* [Texte à lire]
┏━━
On vous décrit parfois comme une personne normale et en général cette question de la normalité semble hanter votre travail, plus encore que celle du monstrueux. Peut-on avancer que la normalité, ou la sur-normalité, est un sujet de votre travail, à la fois une source de drôlerie et de peur ?

Etant d’une nature anticonformiste, j’ai toujours voulu être perçu comme quelqu’un de normal et gommer tout ce qui pouvait trahir un décalage. D’où la recherche d’une surface  lisse. Il s’agit d’une normalité cultivée comme une forme de snobisme, un luxe excentrique mais invisible, un panache terne. Cet aspect, forcément, transparaît dans mon travail à travers l’exagération des formes qui s’étend de la monstruosité à la sur-normalité, les deux attitudes se situant presque au même endroit. Cela va jusqu’à contaminer ma prose, par exemple à travers l’accumulation systématique de formules toutes faites, formatées à l’extrême et empruntées au langage des médias, on arrive à une banalité de l’énoncé qui, vampirisé de tout sens, confine au monstrueux.
┗━━
* [Défi 1] Pouvez-vous recopier à l'identique les lignes situées après le texte, du début de ces lignes jusqu'à celle qui contient « The pin 406 is at (165, 248). », incluse ? Laissez les images hors de votre réponse.
Le texte et les lignes placées après lui proviennent de sources distinctes.

* [Données de la tâche]
┏━━
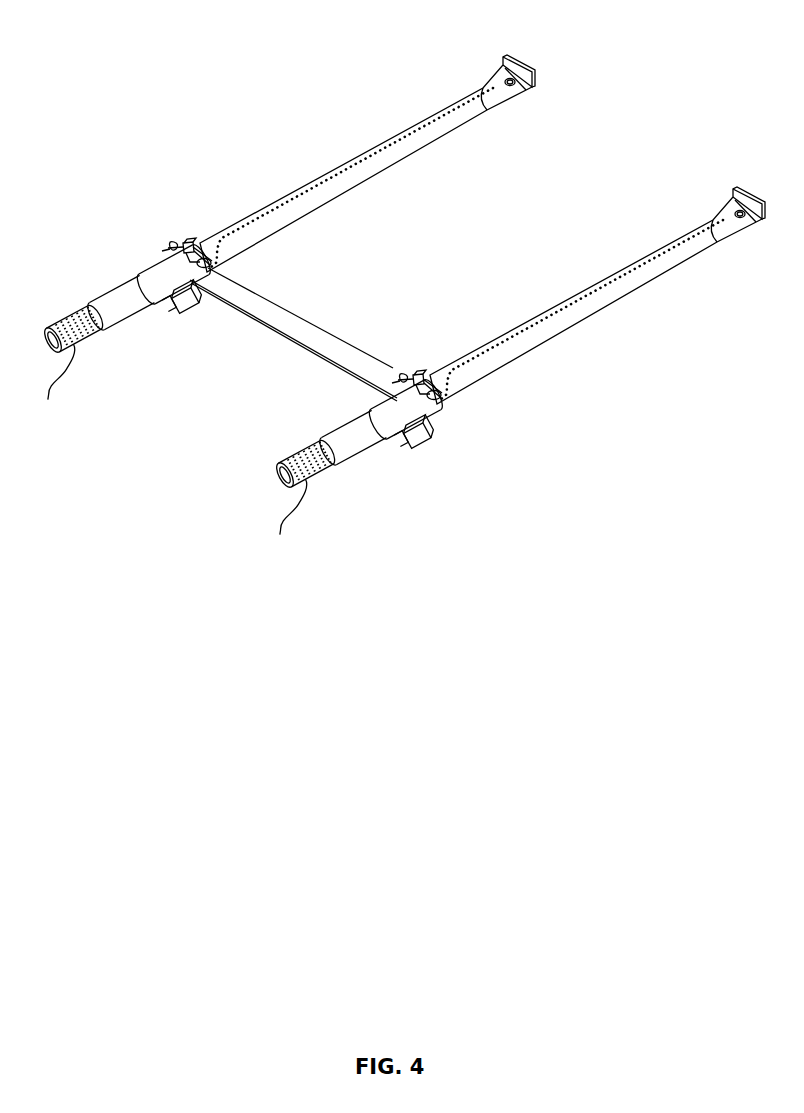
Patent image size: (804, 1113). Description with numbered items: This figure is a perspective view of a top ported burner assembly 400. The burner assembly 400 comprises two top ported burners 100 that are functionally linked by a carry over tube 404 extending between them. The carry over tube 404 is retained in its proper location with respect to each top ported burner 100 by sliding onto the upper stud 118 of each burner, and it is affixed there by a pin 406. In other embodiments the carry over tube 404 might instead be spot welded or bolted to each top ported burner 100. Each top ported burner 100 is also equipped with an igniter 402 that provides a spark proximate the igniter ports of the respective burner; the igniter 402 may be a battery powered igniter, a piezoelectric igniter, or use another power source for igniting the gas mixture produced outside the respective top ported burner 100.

The top ported burner assembly 400 is at (142, 90).
The top ported burner 100 is at (340, 172).
The upper stud 118 is at (190, 240).
The igniter 402 is at (172, 312).
The carry over tube 404 is at (295, 332).
The pin 406 is at (165, 248).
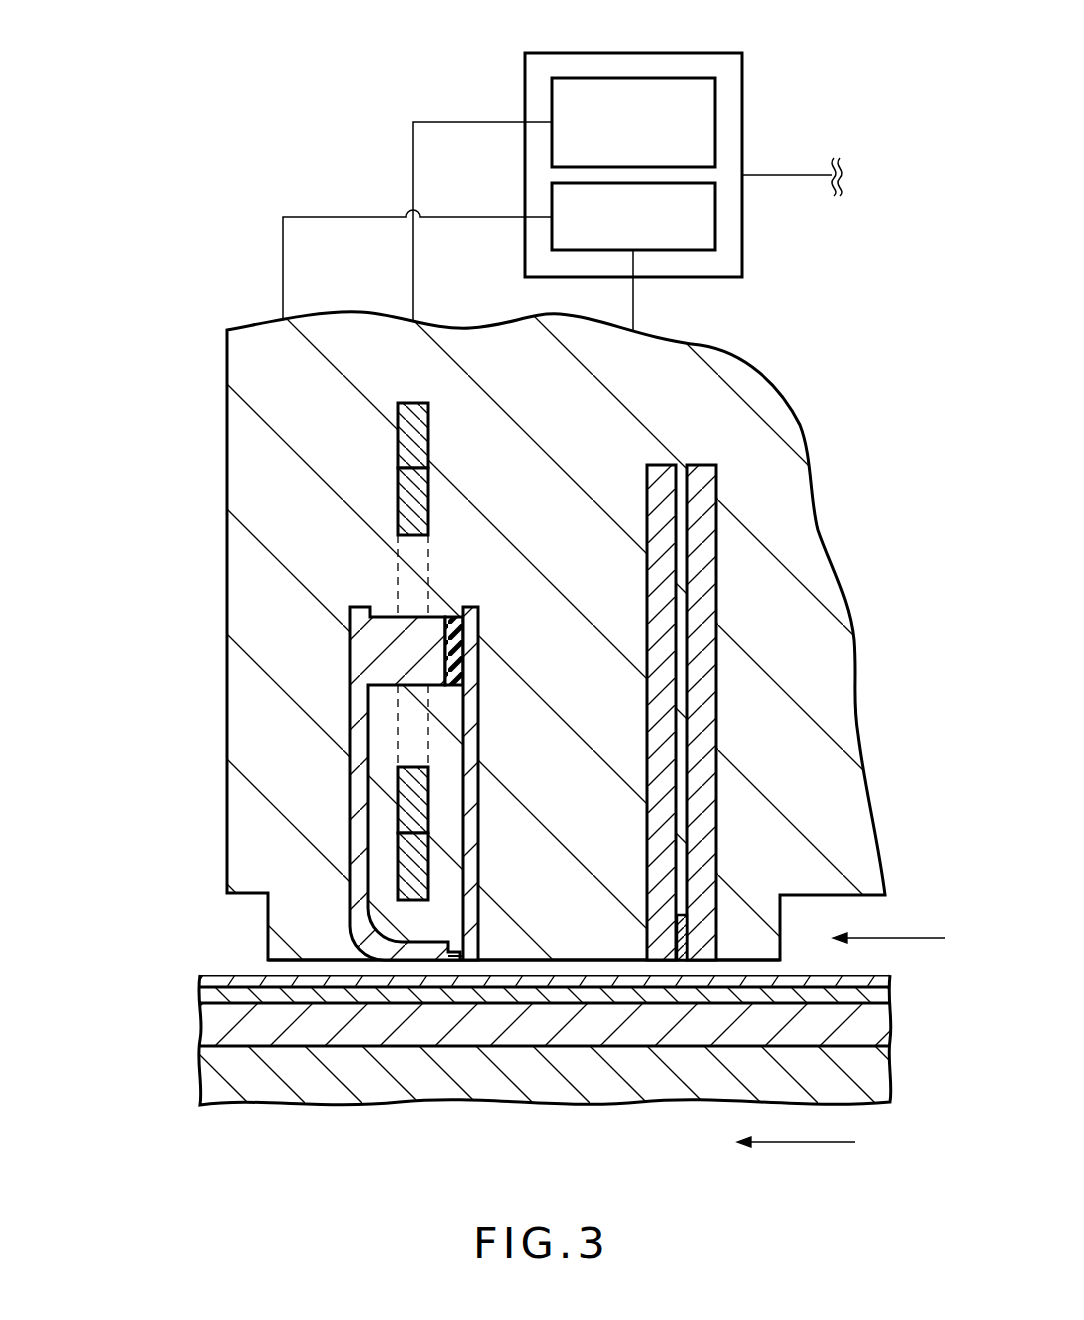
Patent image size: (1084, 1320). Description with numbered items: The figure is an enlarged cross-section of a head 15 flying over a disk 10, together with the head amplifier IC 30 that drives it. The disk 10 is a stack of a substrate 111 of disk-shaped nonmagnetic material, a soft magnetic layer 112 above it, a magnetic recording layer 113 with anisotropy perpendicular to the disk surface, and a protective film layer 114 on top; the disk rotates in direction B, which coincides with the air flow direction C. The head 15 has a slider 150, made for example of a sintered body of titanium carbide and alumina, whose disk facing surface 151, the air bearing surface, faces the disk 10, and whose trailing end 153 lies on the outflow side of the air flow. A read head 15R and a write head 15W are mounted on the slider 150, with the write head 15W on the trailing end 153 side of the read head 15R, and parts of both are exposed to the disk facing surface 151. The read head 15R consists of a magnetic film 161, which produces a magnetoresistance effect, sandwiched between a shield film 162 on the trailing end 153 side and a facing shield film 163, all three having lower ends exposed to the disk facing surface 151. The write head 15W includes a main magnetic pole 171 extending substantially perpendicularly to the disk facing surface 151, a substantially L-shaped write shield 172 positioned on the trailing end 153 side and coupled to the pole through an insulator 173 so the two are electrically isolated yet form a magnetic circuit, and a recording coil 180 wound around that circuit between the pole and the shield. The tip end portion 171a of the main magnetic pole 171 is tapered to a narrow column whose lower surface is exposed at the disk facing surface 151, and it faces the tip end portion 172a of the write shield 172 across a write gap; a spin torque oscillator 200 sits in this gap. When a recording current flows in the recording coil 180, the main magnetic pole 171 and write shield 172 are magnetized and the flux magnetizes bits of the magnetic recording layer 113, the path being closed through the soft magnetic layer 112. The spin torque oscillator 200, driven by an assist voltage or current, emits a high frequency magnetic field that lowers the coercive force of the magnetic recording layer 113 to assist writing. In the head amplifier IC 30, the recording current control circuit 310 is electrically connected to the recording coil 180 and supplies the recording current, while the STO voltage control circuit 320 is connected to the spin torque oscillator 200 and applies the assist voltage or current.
┗━━
* [Défi 2] Les affirmations suivantes concordent-elles avec le texte sur la normalité ? (a) La personne interrogée dit avoir toujours voulu être perçue comme quelqu'un de normal. (b) Elle affirme que la monstruosité et la sur-normalité se situent à des endroits opposés. (c) Elle dit emprunter des formules toutes faites au langage des médias.

* [Réponse complète 1]
Patent image size: (804, 1113). Description with numbered items: This figure is a perspective view of a top ported burner assembly 400. The burner assembly 400 comprises two top ported burners 100 that are functionally linked by a carry over tube 404 extending between them. The carry over tube 404 is retained in its proper location with respect to each top ported burner 100 by sliding onto the upper stud 118 of each burner, and it is affixed there by a pin 406. In other embodiments the carry over tube 404 might instead be spot welded or bolted to each top ported burner 100. Each top ported burner 100 is also equipped with an igniter 402 that provides a spark proximate the igniter ports of the respective burner; the igniter 402 may be a battery powered igniter, a piezoelectric igniter, or use another power source for igniting the gas mixture produced outside the respective top ported burner 100.

The top ported burner assembly 400 is at (142, 90).
The top ported burner 100 is at (340, 172).
The upper stud 118 is at (190, 240).
The igniter 402 is at (172, 312).
The carry over tube 404 is at (295, 332).
The pin 406 is at (165, 248).

* [Réponse complète 2]
(a) Oui : « j’ai toujours voulu être perçu comme quelqu’un de normal ».
(b) Non : « les deux attitudes se situant presque au même endroit ».
(c) Oui : « formules toutes faites, formatées à l’extrême et empruntées au langage des médias ».